◆ TEXT PASSAGE:
[START]
When it comes to the holidays, folks in the South are particular about their food. And when it comes to Thanksgiving, no table is complete without a traditional Southern oyster dressing.
Gulf coast oysters are what make this dish. These salty and sweet gems come around every fall. They should only be eaten in the months that contain the letter “r” (September to April), and some shellfish purists are even stricter, only indulging in months that end in “r” since summer algae blooms can be bad for shellfish.
While it used to be primarily a staple of the Gulf Coast and Cajun country, old fashioned oyster dressing is now enjoyed across the country.
This holiday treat is now predominantly associated with the Gulf Coast and the South, but the roots are completely New England. And the oyster stuffing history goes all the way back to England.
The British brought the tradition of oyster stuffing to the colonies. In 1685, a British cookbook mentioned stuffing poultry or fish with oysters. Since oysters were plentiful (and extremely cheap) in the New World, they were used by the poor or laborers to stretch their meager meat rations.
From the mid-1790s until the late 1880s, numerous New England cookbooks taught homemakers how to stuff birds like chickens and turkeys with young oysters and fresh vegetables. It is interesting to think that the history of oyster dressing dates back to before the American Revolution.
Stuffing vs Dressing
There’s stuffing and there’s dressing. Stuffing is a kind of one-pot cooking, where the mixture goes inside the turkey and cooks with the bird. The theory is that the stuffing keeps the bird moist.
I’ve always found stuffing to be problematic. The stuffing goodies are kind of insulated from the warm temperatures of the oven and therefore don’t cook thoroughly and completely. This is not good when you are dealing with oyster stuffing. The idea of under-cooked shellfish, food poisoning, and a possible trip to the emergency room doesn’t sound like a great Thanksgiving holiday to me.
[END]
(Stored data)
[START]
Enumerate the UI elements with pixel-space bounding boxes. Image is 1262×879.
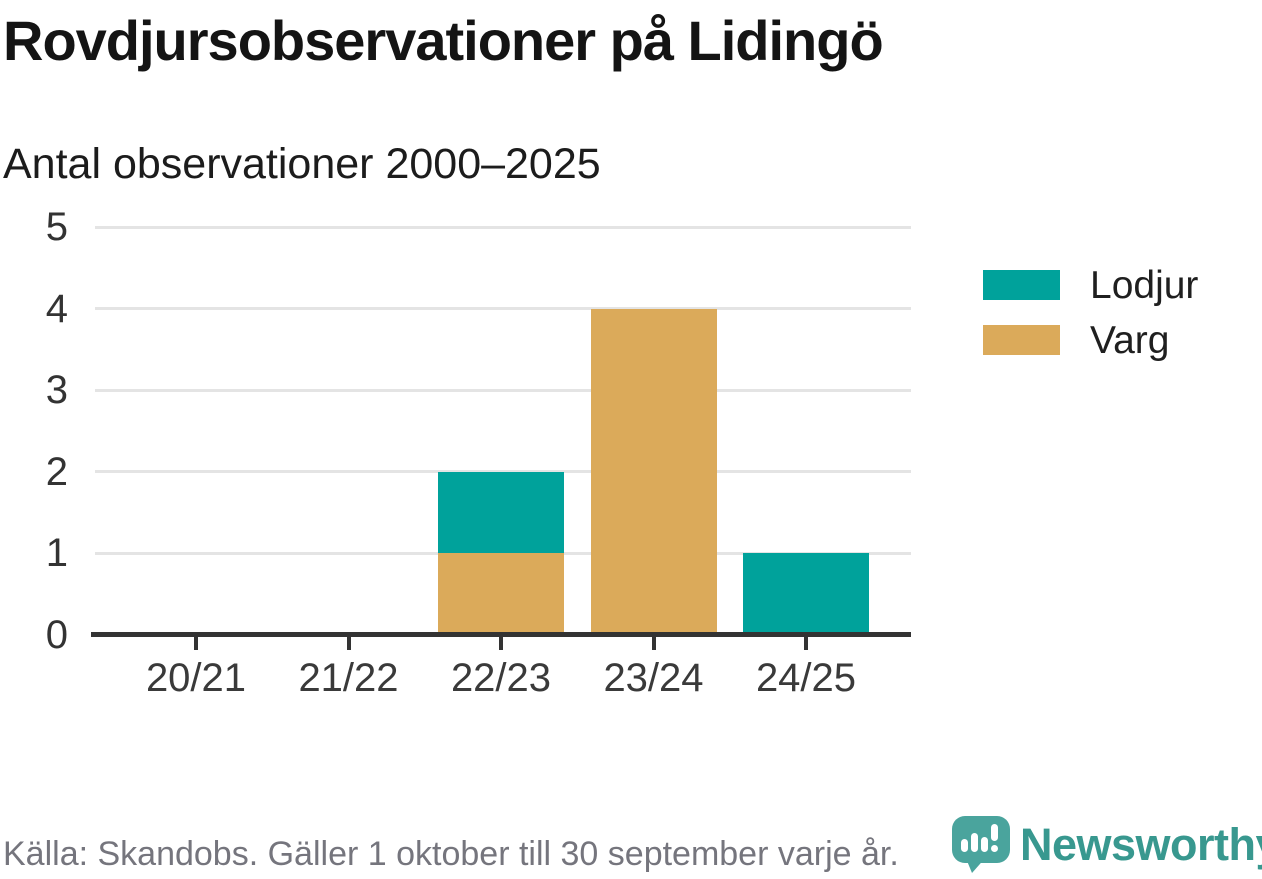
x-axis-tick-label: 23/24 <box>603 656 704 700</box>
bar-segment-varg <box>438 553 564 635</box>
x-axis-tick-label: 21/22 <box>298 656 399 700</box>
newsworthy-logo-text: Newsworthy <box>1020 819 1262 870</box>
y-axis-tick-label: 0 <box>45 613 68 657</box>
bar-segment-lodjur <box>743 553 869 635</box>
legend: Lodjur Varg <box>983 266 1198 380</box>
y-axis-tick-label: 5 <box>45 205 68 249</box>
legend-swatch <box>983 325 1060 355</box>
newsworthy-logo-icon <box>952 816 1010 873</box>
gridline <box>95 307 911 311</box>
gridline <box>95 388 911 392</box>
legend-label: Lodjur <box>1090 263 1199 307</box>
x-axis-tick-label: 24/25 <box>755 656 857 700</box>
x-axis-line <box>91 632 911 637</box>
x-axis-tick-label: 22/23 <box>450 656 552 700</box>
legend-item: Varg <box>983 321 1198 360</box>
gridline <box>95 225 911 229</box>
x-axis-tick <box>804 636 808 650</box>
y-axis-tick-label: 2 <box>45 449 68 494</box>
source-note: Källa: Skandobs. Gäller 1 oktober till 3… <box>3 835 899 873</box>
bar-segment-varg <box>590 308 717 635</box>
x-axis-tick <box>499 636 503 650</box>
legend-label: Varg <box>1090 318 1170 362</box>
y-axis-tick-label: 1 <box>45 531 68 576</box>
y-axis-tick-label: 4 <box>45 286 68 331</box>
x-axis-tick-label: 20/21 <box>145 656 247 700</box>
legend-swatch <box>983 270 1060 300</box>
chart-subtitle: Antal observationer 2000–2025 <box>3 140 601 188</box>
y-axis-tick-label: 3 <box>45 368 68 413</box>
bar-segment-lodjur <box>438 471 564 554</box>
chart-title: Rovdjursobservationer på Lidingö <box>3 9 884 72</box>
newsworthy-logo: Newsworthy <box>952 816 1262 874</box>
x-axis-tick <box>194 636 198 650</box>
x-axis-tick <box>651 636 656 650</box>
x-axis-tick <box>346 636 351 650</box>
legend-item: Lodjur <box>983 266 1198 305</box>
[END]
◆ WHAT NEEDS TO BE DONE:
Copy the part of the oyster dressing text that starts at "This holiday treat" and ends at "meager meat rations.".

◆ RESPONSE:
This holiday treat is now predominantly associated with the Gulf Coast and the South, but the roots are completely New England. And the oyster stuffing history goes all the way back to England.
The British brought the tradition of oyster stuffing to the colonies. In 1685, a British cookbook mentioned stuffing poultry or fish with oysters. Since oysters were plentiful (and extremely cheap) in the New World, they were used by the poor or laborers to stretch their meager meat rations.